(TAREA 1):
Según el texto sobre las convulsiones de la adolescente, ¿qué trastorno se concluyó que tenía?
(TAREA 2):
Extrae del texto sobre las convulsiones de la adolescente todo lo que va desde "Al conversar con" hasta "no podría manejar.".

(TEXTO SELECCIONADO):
Por el Dr. David Arce Martino
En la última vez que fui a Chulucanas tuve la oportunidad de conocer a una adolescente de 17 años que, acompañada de su madre, acudió a la consulta. La madre se esforzaba por decirme que había convulsionado en siete ocasiones y que nunca antes, ni de churre ni más grande había convulsionado. Ya la había llevado donde una curiosa y ante un brujo pero las convulsiones seguían. También fueron a Piura para que las vea el neurólogo quien indicó anticonvulsivantes y análisis para descartar neurocisticercosis, porque esta enfermedad es frecuente en el Alto Piura, donde la mal conocemos como “triquina”.
Al conversar con la familia, me enteré de algunos antecedentes. Sucedía que exactamente hacía un año, el conviviente con el que la paciente ya había cumplido un año de pareja, se había ido de repente con su mejor amiga y ya estaban formando un hogar. Lo que más le incomodaba es que su amiga le pidiera que sea madrina de su primer niño. Ella accedió a ser madrina. El día de la ceremonia sucedió su primera convulsión, justo cuando estaba por echarle el agua al niño. Todos corrieron a auxiliarla, se armó un alboroto, y la fiesta se dispersó.
La segunda vez que convulsionó había sido en el colegio, antes de que le entregaran sus calificaciones de fin de año. En realidad había salido aprobada, pero como ella pensaba que no aprobaría, se desmayó.
Luego vendrían más oportunidades en que se desmayaría, especialmente cuando tenía alguna preocupación intensa que, según ella no podría manejar.
Lo interesante es que sus convulsiones no seguían los patrones que tienen todas las convulsiones: nunca se mordió la lengua, nunca tuvo relajación de esfínteres, nunca se había orinado ni se había ensuciado durante las convulsiones. Eran unas convulsiones extrañas porque si es que no había nade se reponía más rápido que cuando había mucha gente preocupada por cuidarla.
Estas convulsiones empezaban con recuerdos de los momentos desagradables que había vivido en cualquier momento de su vida, luego los más recientes. Entonces empezaba a respirar más superficialmente y con mayor frecuencia, hasta parecía que le faltaba el aire y luego caía al piso, olvidando todo. Lo especial es que nunca se hacía daño alcaer.
Por las características planteadas y por algunas más que conversamos, con ella y con la familia, llegamos a la conclusión de que no se trataba de una epilepsia, que en este caso se trataba de un Trastorno disociativo, que es un trastorno mental.
Aquella vez, conversé con ella. Se le dio el tratamiento integral respectivo. Y actualmente se encuentra en proceso de recuperación. No se han vuelto a repetir este tipo de episodios, y continúa en tratamiento psicológico.
Tengo la certeza de que se repondrá por completo, que volverá a tener la confianza en sí misma y a expresar sus pensamientos y sentimientos de acuerdo a las circunstancias, en una forma saludable.

[Elementos de una fuente de datos]
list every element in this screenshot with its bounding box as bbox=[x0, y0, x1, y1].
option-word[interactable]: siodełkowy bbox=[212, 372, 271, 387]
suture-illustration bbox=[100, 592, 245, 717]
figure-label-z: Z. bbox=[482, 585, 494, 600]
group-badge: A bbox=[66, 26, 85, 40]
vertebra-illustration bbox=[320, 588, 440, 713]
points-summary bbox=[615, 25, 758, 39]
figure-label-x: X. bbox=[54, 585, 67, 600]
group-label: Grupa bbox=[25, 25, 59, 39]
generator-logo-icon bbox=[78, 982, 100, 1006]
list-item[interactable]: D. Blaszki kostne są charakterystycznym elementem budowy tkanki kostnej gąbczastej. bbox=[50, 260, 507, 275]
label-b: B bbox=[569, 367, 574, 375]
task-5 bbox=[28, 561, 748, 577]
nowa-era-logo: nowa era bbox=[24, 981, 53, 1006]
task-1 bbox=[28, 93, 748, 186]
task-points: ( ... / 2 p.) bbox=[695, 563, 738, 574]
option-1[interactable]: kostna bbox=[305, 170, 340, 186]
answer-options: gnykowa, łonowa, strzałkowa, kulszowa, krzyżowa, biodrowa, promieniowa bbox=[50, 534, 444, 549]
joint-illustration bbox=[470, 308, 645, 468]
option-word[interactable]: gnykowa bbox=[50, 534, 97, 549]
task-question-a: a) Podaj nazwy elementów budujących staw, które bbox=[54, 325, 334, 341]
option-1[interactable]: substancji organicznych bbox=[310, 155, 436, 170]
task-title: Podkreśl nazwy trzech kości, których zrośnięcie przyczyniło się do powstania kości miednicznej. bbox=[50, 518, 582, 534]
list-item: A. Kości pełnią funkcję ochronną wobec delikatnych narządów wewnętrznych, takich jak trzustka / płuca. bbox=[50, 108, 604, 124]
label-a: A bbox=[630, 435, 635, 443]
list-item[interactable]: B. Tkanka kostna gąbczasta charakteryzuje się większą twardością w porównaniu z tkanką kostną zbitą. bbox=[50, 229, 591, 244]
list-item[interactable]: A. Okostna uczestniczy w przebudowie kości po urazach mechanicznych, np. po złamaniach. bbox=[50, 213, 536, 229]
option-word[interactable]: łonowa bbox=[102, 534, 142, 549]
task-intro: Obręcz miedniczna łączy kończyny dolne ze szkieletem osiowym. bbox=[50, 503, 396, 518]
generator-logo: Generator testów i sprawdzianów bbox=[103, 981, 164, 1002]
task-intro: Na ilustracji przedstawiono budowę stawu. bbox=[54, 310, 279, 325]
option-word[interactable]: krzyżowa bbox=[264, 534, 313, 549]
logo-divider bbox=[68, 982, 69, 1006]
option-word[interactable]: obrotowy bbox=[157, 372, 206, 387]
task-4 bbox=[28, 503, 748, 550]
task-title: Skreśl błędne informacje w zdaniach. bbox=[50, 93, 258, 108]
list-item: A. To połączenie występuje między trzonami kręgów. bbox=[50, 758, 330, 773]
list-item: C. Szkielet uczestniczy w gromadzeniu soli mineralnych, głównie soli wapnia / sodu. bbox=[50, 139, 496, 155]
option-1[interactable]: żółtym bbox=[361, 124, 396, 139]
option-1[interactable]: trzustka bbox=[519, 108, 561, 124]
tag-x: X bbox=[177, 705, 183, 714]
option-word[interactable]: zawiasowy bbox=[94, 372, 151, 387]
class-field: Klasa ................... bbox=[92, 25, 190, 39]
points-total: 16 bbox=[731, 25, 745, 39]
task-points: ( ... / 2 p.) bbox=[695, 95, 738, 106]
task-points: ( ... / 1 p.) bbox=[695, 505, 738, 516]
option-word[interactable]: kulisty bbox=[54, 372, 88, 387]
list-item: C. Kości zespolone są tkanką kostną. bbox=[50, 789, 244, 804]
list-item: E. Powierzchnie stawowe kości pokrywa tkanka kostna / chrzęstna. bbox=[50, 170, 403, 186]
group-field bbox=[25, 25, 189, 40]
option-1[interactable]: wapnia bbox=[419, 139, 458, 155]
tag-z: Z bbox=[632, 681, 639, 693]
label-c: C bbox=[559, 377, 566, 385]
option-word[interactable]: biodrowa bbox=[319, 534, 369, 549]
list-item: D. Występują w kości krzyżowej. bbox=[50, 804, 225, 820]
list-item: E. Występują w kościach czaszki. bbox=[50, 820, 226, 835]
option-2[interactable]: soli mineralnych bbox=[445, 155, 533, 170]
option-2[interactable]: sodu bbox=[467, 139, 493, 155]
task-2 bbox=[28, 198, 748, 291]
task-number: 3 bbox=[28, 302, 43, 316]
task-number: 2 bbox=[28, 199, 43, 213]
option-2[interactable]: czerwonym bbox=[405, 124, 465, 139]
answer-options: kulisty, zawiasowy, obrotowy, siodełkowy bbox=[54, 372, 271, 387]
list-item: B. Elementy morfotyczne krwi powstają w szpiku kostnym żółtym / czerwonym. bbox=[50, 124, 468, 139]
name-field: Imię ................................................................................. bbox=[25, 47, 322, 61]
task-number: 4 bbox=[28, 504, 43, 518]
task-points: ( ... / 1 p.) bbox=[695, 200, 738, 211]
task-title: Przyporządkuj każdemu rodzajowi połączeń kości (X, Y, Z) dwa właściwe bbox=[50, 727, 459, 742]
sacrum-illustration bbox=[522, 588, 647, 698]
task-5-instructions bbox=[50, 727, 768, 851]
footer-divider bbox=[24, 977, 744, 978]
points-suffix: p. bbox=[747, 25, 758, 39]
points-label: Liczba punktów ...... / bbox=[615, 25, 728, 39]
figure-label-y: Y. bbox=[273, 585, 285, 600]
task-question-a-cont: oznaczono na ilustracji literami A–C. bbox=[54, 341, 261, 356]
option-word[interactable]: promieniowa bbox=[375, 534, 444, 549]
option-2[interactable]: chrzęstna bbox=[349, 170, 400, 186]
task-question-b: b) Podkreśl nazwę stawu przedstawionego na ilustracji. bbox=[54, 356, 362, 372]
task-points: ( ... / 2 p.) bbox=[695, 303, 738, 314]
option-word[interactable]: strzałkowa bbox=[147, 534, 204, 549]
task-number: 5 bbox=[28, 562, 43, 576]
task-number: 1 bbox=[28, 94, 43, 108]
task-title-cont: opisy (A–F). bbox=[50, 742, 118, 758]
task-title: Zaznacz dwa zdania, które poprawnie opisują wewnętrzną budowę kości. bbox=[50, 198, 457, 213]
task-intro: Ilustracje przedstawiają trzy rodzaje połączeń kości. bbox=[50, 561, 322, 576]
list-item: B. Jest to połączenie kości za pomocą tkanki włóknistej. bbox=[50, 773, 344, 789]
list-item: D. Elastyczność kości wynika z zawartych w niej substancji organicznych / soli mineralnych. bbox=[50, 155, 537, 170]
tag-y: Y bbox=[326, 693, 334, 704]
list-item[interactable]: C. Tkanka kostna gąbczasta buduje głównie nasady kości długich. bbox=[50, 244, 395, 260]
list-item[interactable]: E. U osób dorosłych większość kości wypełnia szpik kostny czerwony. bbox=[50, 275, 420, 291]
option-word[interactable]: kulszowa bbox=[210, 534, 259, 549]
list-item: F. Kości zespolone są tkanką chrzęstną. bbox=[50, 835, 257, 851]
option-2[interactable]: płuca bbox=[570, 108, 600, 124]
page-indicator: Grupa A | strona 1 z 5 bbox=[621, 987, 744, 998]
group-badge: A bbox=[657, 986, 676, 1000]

(RESULTADO ESPERADO 1):
Un trastorno disociativo, que es un trastorno mental, y no una epilepsia.

(RESULTADO ESPERADO 2):
Al conversar con la familia, me enteré de algunos antecedentes. Sucedía que exactamente hacía un año, el conviviente con el que la paciente ya había cumplido un año de pareja, se había ido de repente con su mejor amiga y ya estaban formando un hogar. Lo que más le incomodaba es que su amiga le pidiera que sea madrina de su primer niño. Ella accedió a ser madrina. El día de la ceremonia sucedió su primera convulsión, justo cuando estaba por echarle el agua al niño. Todos corrieron a auxiliarla, se armó un alboroto, y la fiesta se dispersó.
La segunda vez que convulsionó había sido en el colegio, antes de que le entregaran sus calificaciones de fin de año. En realidad había salido aprobada, pero como ella pensaba que no aprobaría, se desmayó.
Luego vendrían más oportunidades en que se desmayaría, especialmente cuando tenía alguna preocupación intensa que, según ella no podría manejar.